### REQUIREMENTS
Transcribe the entries below exactly; leave every image out.

--- START OF THE INPUT ---

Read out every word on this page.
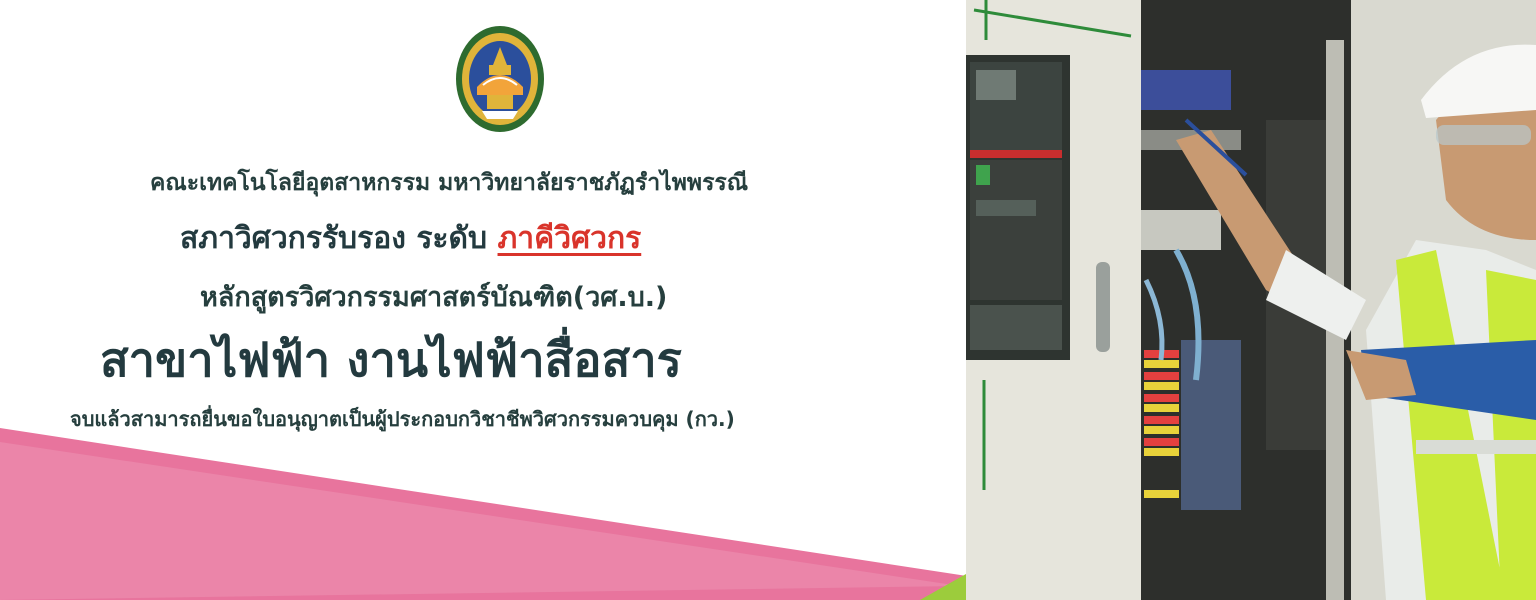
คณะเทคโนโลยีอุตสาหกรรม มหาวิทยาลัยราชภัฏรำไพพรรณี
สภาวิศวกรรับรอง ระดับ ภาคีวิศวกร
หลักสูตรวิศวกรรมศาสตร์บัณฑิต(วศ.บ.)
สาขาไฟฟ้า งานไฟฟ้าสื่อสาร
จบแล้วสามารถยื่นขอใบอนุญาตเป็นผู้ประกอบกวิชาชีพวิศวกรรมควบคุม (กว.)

--- END OF THE INPUT ---

### TASK SOLUTION
Read out every word on this page.
คณะเทคโนโลยีอุตสาหกรรม มหาวิทยาลัยราชภัฏรำไพพรรณี
สภาวิศวกรรับรอง ระดับ ภาคีวิศวกร
หลักสูตรวิศวกรรมศาสตร์บัณฑิต(วศ.บ.)
สาขาไฟฟ้า งานไฟฟ้าสื่อสาร
จบแล้วสามารถยื่นขอใบอนุญาตเป็นผู้ประกอบกวิชาชีพวิศวกรรมควบคุม (กว.)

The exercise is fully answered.